Task brief: Go through the data below line by line and report how many lines contain "false", giving only that figure.

Stored data:
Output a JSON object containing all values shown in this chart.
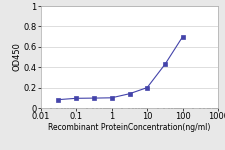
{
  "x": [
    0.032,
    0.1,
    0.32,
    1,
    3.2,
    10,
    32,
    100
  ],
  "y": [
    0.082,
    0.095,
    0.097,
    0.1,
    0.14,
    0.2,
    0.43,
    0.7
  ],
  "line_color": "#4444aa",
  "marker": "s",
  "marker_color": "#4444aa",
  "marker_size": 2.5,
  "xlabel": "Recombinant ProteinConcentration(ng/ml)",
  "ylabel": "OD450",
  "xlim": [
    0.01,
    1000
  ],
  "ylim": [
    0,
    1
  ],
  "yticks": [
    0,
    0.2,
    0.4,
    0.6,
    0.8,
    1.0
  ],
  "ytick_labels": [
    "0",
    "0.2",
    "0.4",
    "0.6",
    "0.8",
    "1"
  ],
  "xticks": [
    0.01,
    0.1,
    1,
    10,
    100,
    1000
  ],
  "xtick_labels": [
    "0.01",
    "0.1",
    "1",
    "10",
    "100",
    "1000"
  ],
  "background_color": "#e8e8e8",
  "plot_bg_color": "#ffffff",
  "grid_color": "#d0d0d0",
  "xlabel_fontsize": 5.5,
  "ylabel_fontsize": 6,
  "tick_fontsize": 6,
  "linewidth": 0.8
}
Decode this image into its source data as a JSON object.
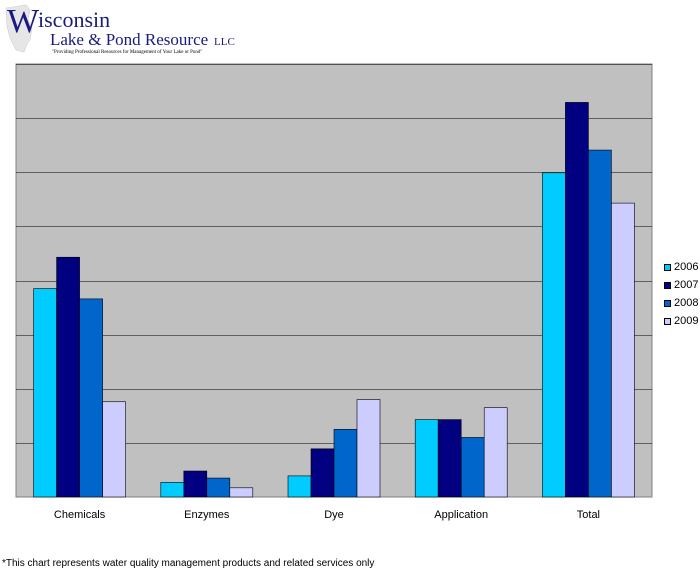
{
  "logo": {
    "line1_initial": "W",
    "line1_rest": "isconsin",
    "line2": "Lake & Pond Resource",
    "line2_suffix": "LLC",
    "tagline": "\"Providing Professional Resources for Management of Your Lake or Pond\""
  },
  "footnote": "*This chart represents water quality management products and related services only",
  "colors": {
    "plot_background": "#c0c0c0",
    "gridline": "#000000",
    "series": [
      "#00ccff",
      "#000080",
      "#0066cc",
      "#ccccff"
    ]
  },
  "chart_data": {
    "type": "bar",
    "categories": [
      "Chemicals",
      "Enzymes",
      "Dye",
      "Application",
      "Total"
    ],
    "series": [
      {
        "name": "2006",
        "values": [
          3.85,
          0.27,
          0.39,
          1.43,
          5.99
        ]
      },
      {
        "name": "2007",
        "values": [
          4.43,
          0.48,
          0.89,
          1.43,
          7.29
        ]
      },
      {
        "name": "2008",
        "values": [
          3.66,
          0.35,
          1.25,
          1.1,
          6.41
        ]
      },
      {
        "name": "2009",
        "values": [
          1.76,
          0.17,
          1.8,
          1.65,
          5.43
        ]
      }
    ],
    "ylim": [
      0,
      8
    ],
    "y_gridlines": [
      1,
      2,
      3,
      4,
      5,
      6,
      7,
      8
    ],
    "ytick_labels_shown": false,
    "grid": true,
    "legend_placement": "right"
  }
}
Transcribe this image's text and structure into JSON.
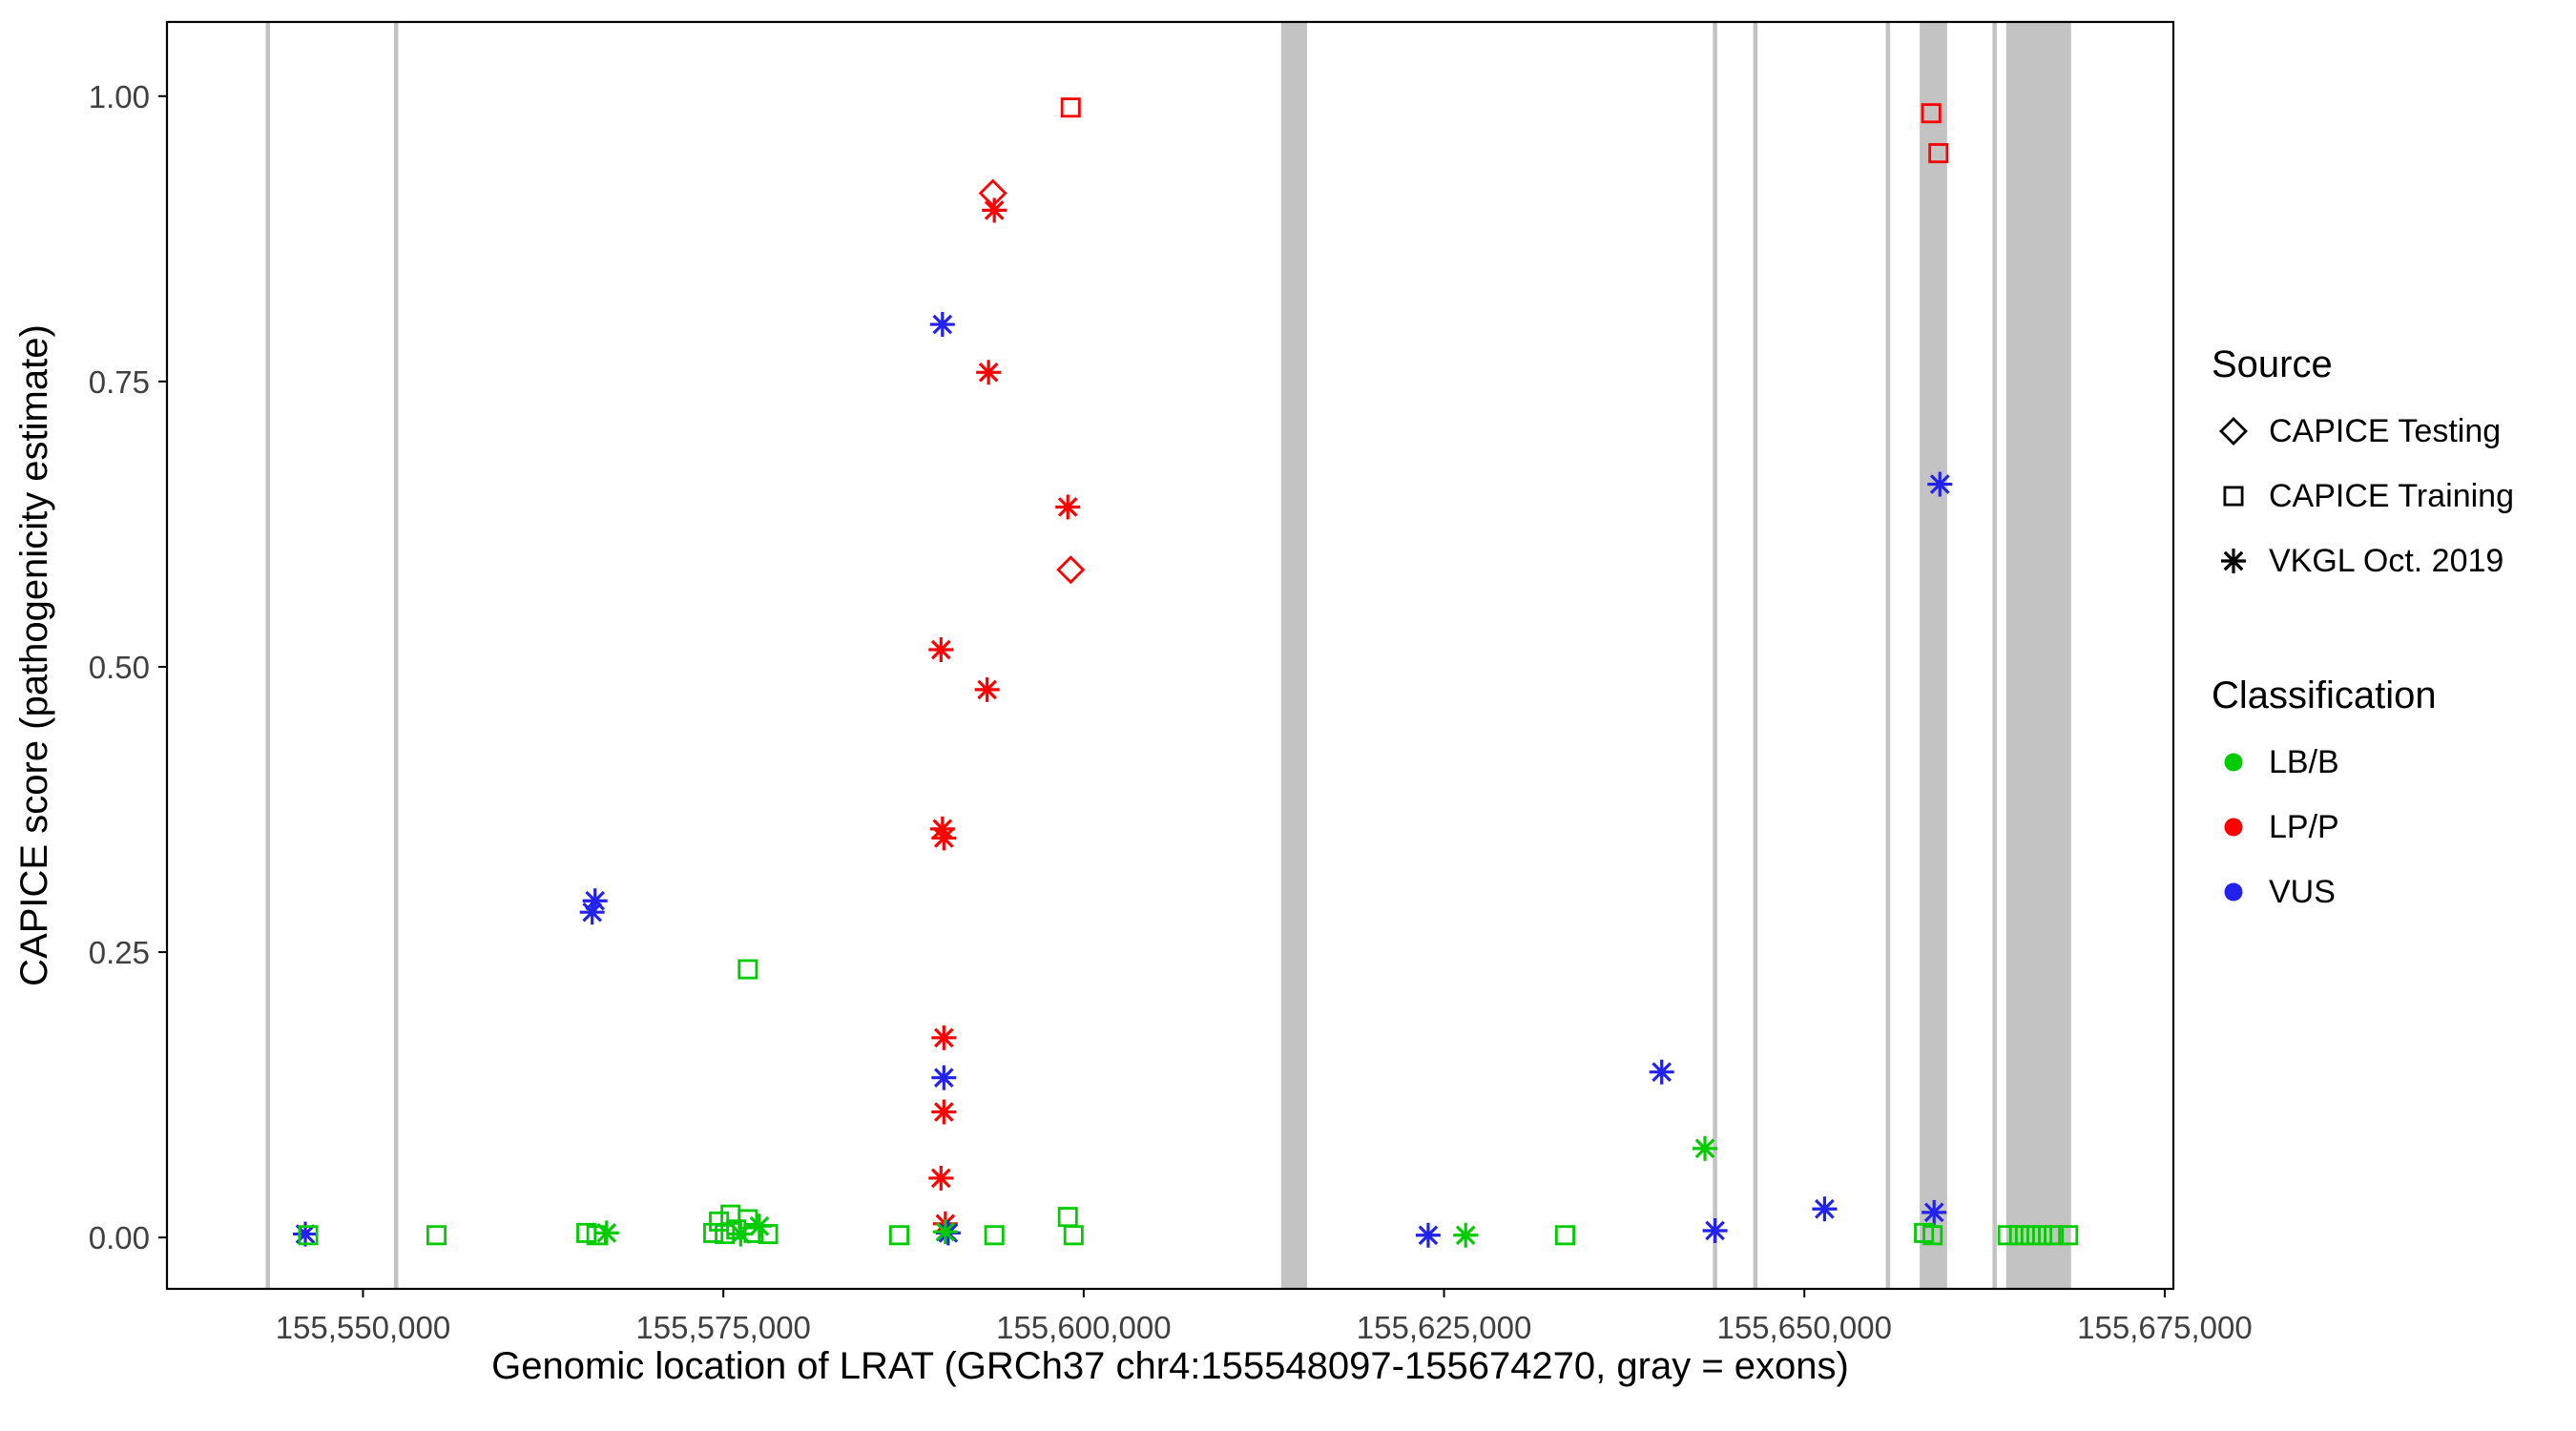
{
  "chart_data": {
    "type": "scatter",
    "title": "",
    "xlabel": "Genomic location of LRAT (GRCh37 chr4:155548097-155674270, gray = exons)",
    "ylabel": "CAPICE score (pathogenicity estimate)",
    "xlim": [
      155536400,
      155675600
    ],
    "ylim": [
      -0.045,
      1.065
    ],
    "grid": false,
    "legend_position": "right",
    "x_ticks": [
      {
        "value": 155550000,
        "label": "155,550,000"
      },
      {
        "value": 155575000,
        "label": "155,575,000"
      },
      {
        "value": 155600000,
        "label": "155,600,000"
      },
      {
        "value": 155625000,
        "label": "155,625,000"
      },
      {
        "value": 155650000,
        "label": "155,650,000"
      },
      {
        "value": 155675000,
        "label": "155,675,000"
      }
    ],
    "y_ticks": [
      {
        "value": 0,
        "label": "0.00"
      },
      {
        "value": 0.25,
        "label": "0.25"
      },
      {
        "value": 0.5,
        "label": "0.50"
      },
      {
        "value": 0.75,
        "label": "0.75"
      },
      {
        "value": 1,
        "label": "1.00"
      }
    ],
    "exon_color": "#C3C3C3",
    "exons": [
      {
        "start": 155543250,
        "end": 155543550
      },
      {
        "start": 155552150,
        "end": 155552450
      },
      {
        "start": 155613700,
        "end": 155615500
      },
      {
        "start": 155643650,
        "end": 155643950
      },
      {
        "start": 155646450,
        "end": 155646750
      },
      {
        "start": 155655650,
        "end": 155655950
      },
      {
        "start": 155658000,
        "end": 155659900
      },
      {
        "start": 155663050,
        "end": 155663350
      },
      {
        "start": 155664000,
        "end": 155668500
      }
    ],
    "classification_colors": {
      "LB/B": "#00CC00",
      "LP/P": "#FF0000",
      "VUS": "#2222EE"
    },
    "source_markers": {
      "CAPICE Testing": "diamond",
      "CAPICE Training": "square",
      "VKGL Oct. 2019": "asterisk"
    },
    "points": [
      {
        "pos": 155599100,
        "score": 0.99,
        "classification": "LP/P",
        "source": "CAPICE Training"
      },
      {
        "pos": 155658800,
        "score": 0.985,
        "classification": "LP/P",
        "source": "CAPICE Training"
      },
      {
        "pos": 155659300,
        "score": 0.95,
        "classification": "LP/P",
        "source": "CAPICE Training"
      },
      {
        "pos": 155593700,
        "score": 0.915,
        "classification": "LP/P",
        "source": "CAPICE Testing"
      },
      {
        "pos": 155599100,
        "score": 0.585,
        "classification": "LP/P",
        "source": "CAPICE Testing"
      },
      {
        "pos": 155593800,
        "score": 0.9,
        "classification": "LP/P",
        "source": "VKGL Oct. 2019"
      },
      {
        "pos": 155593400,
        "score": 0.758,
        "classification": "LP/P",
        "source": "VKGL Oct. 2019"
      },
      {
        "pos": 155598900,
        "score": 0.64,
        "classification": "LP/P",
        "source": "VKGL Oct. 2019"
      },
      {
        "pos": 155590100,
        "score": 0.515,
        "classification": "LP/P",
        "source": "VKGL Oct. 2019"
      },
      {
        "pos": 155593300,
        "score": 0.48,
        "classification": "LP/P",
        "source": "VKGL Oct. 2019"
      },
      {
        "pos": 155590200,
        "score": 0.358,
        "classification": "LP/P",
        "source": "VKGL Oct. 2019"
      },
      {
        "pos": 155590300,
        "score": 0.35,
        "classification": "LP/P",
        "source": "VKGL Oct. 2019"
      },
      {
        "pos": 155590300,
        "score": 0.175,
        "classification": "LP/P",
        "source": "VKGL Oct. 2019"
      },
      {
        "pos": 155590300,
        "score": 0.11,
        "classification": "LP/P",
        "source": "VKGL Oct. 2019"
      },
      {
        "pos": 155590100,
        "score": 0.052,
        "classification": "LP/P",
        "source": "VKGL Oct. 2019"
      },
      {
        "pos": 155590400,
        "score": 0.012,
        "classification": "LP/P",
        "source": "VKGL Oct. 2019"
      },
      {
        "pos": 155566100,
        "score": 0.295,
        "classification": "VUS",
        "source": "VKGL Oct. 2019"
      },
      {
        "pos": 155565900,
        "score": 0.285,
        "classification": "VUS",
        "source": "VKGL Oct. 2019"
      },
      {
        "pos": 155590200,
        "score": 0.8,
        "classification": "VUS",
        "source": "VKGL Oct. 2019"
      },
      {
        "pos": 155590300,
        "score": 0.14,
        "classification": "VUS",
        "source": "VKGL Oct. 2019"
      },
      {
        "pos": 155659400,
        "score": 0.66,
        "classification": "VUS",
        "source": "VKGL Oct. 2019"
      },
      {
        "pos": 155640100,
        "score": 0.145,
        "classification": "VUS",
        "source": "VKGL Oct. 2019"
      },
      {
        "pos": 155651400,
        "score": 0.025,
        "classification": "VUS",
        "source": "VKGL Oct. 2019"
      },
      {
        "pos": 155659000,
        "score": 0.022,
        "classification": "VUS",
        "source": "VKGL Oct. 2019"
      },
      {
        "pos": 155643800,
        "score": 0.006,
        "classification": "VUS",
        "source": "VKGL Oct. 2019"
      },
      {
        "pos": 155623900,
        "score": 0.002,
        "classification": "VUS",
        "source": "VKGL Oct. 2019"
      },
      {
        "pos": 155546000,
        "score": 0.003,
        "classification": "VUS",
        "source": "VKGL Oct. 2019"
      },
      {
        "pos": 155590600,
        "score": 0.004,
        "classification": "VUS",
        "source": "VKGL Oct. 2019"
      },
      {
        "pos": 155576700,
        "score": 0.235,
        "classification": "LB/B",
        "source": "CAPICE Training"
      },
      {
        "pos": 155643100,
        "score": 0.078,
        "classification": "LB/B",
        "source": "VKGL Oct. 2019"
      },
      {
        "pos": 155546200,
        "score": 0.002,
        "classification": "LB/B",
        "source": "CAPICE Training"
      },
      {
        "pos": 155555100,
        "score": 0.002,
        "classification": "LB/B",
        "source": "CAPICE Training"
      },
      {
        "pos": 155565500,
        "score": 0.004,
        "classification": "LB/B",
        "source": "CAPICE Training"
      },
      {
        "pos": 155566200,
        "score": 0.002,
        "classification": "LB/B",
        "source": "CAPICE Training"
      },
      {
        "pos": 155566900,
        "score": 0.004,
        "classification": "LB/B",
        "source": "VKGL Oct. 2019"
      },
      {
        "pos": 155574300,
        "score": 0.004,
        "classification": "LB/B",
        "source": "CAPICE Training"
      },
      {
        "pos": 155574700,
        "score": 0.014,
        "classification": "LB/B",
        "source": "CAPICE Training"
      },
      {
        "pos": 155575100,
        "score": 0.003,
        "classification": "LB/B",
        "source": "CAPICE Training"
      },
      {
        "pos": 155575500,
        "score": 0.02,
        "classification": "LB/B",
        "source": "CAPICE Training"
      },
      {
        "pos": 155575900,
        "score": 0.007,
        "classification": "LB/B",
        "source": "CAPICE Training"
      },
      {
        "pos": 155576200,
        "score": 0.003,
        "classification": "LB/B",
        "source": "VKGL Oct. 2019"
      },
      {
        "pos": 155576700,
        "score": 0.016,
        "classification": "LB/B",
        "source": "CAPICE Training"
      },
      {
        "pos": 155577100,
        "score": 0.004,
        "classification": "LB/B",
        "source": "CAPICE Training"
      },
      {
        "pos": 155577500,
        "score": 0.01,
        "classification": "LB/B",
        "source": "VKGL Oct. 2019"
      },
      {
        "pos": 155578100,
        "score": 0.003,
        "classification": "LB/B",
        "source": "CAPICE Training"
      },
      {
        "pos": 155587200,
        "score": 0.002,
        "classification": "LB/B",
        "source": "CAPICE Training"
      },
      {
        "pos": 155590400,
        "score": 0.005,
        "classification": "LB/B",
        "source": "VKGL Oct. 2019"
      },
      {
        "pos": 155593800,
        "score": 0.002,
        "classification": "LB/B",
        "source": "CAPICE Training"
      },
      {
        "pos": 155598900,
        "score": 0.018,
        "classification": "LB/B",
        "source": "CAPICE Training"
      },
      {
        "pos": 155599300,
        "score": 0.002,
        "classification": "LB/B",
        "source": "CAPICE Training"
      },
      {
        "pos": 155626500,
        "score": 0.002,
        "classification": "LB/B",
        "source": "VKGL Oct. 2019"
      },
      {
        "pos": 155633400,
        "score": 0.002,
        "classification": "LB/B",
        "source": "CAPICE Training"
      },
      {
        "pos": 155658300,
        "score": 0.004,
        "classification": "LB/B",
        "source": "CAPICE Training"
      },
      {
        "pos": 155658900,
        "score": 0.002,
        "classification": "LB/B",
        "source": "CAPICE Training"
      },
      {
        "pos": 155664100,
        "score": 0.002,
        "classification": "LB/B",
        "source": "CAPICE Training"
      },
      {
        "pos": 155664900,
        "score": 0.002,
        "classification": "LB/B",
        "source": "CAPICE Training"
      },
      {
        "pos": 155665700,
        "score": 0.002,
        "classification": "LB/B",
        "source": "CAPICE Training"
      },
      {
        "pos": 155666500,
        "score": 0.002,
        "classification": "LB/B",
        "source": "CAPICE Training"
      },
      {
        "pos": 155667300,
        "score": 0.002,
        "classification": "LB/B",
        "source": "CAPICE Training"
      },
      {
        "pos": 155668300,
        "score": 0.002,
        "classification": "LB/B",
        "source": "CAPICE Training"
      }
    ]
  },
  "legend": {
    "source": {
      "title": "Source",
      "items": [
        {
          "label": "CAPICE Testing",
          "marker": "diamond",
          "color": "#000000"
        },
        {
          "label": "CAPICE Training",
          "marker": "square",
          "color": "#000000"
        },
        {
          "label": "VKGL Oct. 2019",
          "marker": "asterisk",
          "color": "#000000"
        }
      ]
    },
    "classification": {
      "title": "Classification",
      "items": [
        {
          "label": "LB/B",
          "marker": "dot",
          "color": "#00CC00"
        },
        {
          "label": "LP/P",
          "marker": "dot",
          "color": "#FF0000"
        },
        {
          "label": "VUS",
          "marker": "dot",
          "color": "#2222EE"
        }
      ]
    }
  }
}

Answer space: 2